Provided data:
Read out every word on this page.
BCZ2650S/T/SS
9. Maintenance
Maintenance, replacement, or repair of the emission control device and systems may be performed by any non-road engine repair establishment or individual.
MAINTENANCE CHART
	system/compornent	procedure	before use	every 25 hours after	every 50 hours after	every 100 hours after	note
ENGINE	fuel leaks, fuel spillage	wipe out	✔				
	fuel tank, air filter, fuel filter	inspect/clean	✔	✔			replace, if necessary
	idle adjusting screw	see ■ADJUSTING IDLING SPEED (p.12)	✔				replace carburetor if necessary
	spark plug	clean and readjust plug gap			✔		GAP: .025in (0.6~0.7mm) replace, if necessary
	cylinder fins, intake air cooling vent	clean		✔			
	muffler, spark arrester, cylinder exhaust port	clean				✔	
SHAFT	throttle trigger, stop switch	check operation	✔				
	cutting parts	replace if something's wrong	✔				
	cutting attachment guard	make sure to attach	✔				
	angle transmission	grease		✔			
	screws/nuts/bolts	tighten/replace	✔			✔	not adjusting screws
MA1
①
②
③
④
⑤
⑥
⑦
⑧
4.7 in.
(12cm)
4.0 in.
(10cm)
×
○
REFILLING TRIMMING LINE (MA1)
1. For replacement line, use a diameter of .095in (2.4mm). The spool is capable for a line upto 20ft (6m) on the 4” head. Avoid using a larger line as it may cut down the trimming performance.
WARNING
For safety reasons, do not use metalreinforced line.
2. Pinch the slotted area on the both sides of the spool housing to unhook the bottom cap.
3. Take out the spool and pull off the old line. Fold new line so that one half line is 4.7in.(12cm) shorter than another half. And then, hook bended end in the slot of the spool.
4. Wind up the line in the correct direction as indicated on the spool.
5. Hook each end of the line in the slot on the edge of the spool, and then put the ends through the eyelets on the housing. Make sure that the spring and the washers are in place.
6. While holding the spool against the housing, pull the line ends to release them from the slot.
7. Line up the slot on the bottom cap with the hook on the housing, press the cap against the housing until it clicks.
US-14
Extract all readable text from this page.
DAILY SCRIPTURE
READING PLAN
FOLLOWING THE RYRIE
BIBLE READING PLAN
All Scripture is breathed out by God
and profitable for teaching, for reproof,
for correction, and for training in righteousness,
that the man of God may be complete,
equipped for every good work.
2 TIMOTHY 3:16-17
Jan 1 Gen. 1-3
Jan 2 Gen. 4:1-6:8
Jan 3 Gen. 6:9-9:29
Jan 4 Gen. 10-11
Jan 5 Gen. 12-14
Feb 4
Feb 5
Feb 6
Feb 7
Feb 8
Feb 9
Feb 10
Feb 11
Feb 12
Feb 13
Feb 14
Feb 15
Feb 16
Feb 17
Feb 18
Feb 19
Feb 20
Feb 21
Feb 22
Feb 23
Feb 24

Problem to solve:
Which lines in the data above contain "against"? Show each one.

Finished answer:
6. While holding the spool against the housing, pull the line ends to release them from the slot.
7. Line up the slot on the bottom cap with the hook on the housing, press the cap against the housing until it clicks.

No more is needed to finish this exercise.